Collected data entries
** Begin **
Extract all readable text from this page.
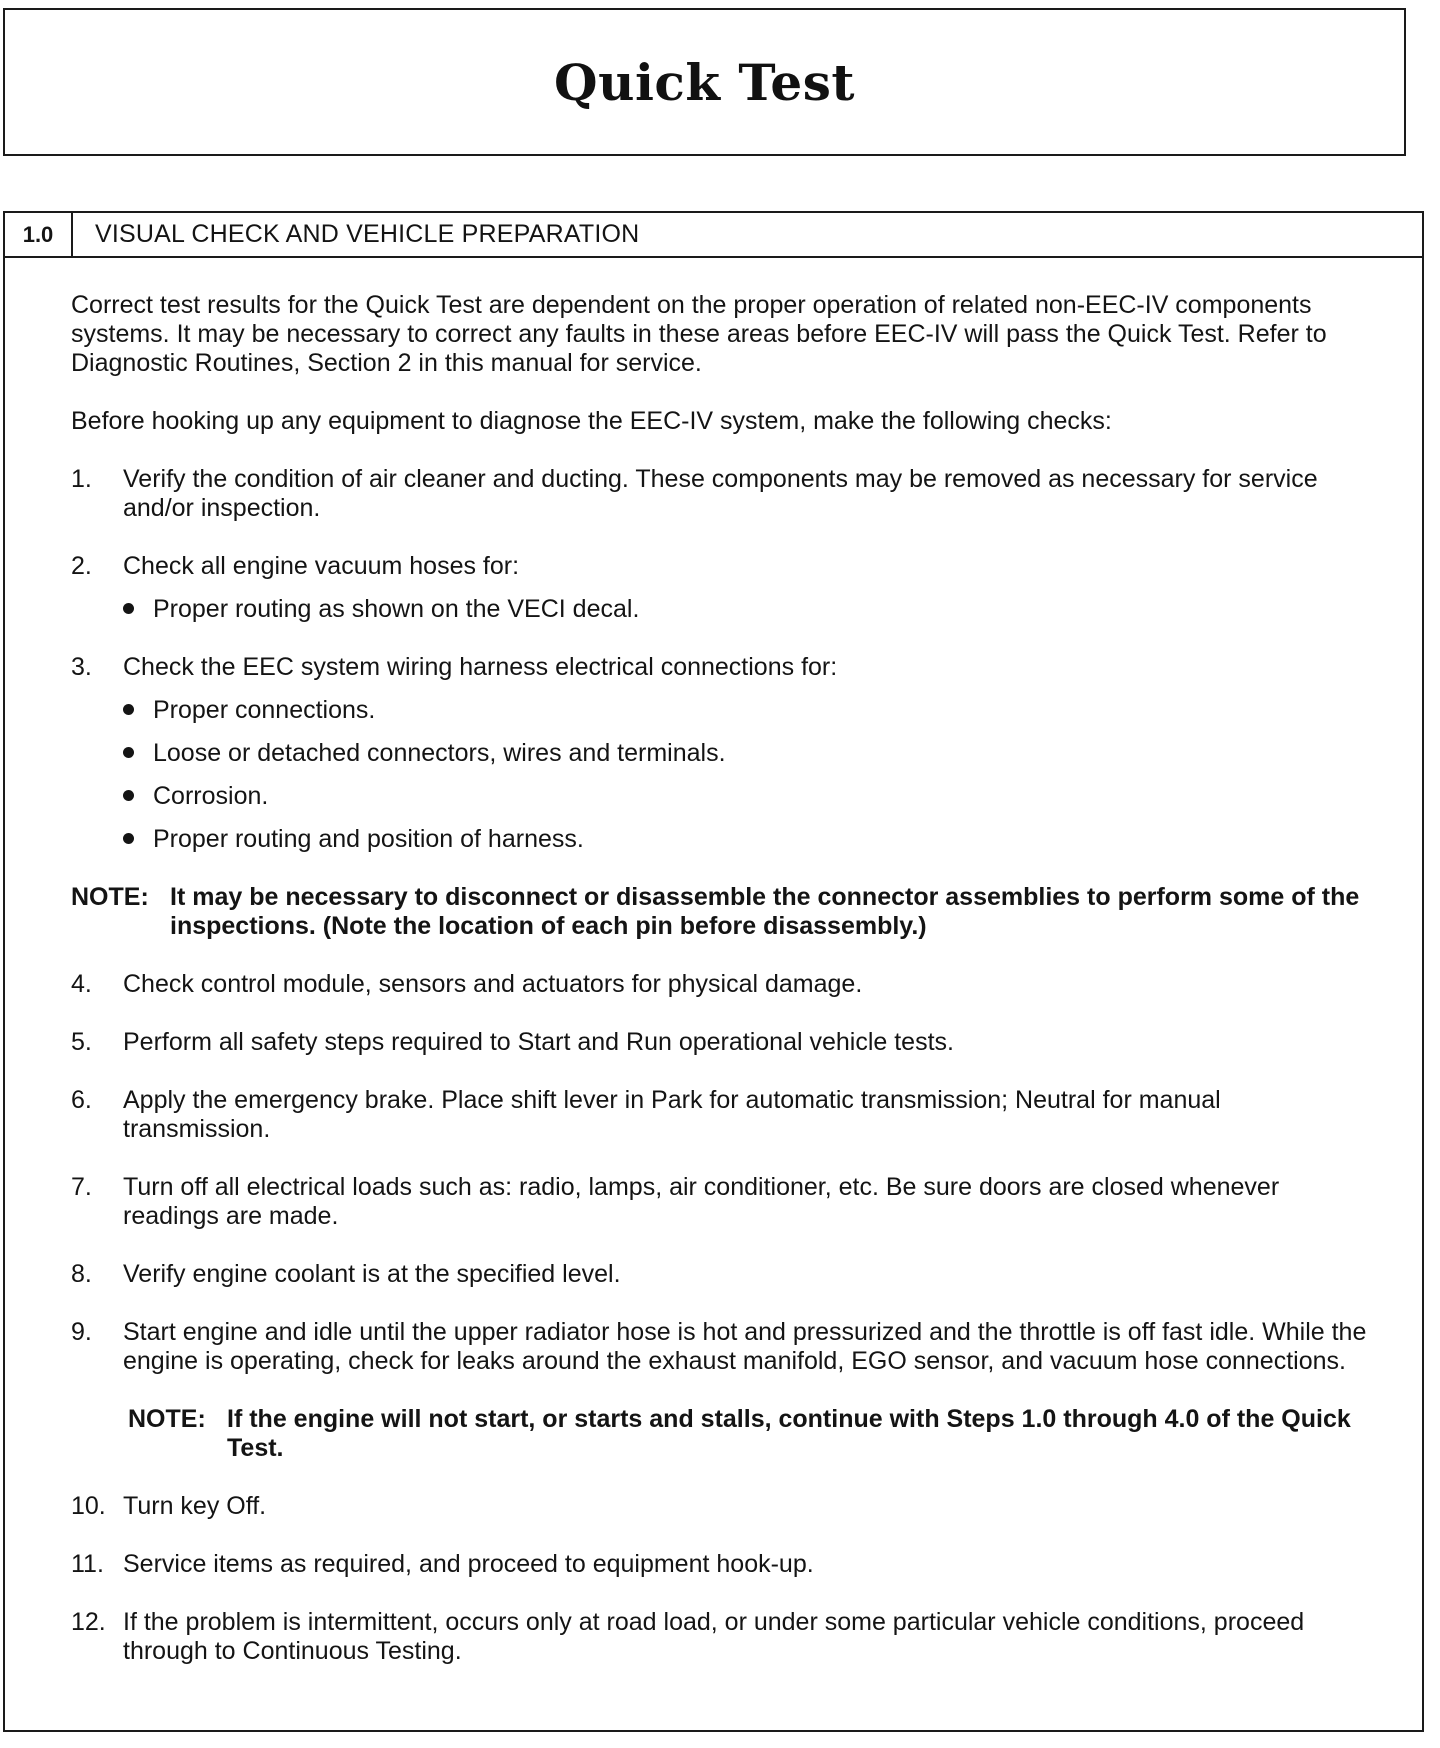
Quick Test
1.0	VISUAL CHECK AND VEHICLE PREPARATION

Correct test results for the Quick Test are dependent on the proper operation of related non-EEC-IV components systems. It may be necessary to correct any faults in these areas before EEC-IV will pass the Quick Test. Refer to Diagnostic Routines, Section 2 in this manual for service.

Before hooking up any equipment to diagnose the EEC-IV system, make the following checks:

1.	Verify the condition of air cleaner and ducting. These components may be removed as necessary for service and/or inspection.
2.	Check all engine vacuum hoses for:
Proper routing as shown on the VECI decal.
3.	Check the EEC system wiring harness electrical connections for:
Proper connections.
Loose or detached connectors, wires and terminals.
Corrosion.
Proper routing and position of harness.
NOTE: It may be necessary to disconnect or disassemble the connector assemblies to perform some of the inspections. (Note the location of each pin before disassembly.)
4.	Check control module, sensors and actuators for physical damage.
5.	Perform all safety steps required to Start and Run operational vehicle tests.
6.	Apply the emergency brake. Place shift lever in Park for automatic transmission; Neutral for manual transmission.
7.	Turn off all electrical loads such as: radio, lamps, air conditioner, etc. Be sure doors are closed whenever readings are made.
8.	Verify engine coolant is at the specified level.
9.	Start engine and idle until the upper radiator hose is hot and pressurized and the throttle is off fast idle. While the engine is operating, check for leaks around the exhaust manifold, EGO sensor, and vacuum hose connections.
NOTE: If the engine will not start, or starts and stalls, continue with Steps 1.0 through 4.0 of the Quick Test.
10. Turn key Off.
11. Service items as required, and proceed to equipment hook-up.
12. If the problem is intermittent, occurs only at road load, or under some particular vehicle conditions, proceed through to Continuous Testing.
** End **
** Begin **
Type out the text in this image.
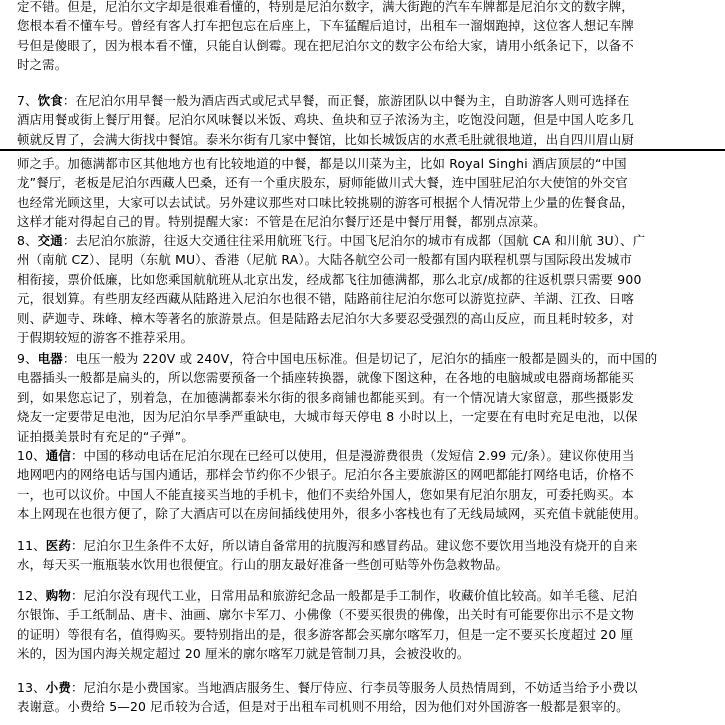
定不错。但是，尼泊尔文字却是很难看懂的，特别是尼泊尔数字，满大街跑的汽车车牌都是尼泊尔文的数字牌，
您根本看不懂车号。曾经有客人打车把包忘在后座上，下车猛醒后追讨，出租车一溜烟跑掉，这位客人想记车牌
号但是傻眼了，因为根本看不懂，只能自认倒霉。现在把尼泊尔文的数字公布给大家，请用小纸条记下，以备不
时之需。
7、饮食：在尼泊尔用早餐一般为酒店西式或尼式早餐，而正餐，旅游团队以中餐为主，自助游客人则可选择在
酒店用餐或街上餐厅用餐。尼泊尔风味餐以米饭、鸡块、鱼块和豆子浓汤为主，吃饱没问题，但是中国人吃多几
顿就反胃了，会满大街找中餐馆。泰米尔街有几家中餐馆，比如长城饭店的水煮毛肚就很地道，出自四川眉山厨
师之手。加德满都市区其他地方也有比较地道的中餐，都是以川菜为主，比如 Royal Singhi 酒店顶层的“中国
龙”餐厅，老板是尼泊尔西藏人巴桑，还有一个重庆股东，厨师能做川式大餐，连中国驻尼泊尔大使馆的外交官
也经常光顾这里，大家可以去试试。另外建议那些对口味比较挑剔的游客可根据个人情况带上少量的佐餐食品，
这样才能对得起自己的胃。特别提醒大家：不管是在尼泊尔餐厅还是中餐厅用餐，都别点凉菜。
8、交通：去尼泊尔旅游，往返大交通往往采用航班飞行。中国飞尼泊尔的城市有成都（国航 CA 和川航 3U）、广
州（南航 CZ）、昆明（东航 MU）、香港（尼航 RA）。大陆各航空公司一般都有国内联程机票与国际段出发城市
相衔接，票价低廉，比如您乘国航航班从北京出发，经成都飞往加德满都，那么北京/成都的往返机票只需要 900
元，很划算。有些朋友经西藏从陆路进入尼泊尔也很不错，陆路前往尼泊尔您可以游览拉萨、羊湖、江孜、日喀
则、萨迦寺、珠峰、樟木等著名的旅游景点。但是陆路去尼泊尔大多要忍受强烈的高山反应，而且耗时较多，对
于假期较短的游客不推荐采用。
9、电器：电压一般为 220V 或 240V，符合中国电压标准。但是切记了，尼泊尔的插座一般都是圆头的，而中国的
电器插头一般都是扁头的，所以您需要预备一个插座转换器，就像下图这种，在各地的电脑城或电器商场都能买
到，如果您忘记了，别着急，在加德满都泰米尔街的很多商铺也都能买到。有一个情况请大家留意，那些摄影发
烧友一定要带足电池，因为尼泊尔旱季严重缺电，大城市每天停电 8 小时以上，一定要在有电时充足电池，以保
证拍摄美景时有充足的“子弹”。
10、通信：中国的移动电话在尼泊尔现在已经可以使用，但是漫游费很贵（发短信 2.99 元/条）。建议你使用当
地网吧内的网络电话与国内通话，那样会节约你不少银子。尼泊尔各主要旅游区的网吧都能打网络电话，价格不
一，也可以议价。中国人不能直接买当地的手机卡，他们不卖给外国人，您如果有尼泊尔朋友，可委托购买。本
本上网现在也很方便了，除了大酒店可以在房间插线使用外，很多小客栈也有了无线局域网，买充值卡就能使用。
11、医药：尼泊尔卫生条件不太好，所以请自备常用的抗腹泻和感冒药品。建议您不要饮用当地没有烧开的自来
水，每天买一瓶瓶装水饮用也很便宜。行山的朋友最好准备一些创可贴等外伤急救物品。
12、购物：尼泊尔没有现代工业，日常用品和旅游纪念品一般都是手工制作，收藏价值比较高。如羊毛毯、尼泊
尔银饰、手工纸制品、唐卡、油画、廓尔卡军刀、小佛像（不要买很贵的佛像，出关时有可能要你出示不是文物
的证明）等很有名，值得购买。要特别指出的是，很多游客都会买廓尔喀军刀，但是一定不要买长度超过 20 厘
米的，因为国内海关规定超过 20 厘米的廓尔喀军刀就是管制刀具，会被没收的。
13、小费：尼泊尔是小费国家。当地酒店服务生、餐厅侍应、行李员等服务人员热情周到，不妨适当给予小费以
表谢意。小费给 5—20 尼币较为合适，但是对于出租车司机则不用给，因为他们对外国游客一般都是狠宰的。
** End **
** Begin **
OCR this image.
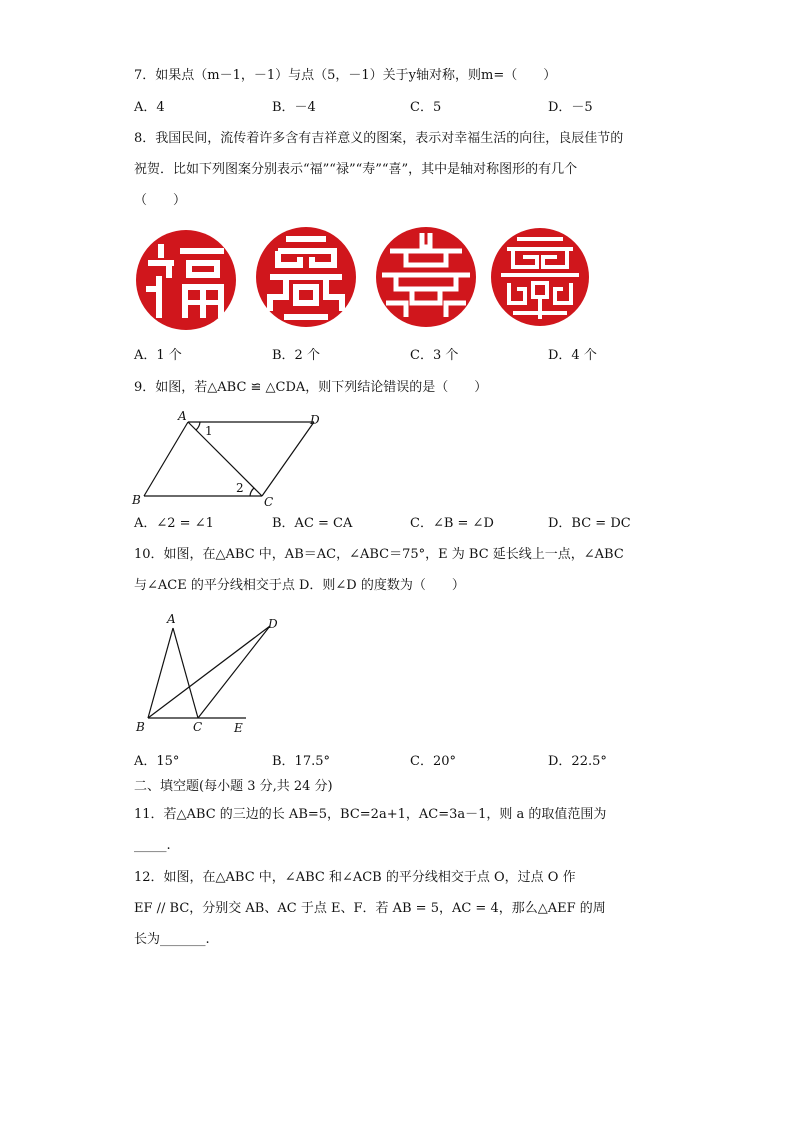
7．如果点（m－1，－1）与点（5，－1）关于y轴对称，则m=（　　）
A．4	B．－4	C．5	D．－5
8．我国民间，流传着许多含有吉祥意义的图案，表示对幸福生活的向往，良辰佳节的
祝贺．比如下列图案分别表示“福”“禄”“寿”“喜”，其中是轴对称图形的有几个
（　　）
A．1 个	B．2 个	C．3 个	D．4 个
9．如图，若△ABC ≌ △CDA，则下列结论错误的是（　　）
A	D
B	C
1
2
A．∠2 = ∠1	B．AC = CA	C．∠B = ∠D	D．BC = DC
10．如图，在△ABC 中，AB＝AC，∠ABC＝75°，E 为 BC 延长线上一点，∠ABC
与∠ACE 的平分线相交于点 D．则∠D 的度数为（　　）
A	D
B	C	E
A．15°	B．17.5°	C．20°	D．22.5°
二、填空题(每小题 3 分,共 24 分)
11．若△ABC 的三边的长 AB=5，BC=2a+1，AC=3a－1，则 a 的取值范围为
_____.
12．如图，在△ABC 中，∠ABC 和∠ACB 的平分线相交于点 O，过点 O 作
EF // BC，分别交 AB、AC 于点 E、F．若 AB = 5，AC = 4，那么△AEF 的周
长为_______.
** End **
What to work on: Identify how many lines in the entries above include the string "Verify", then state that number alone.

Expected answer: 2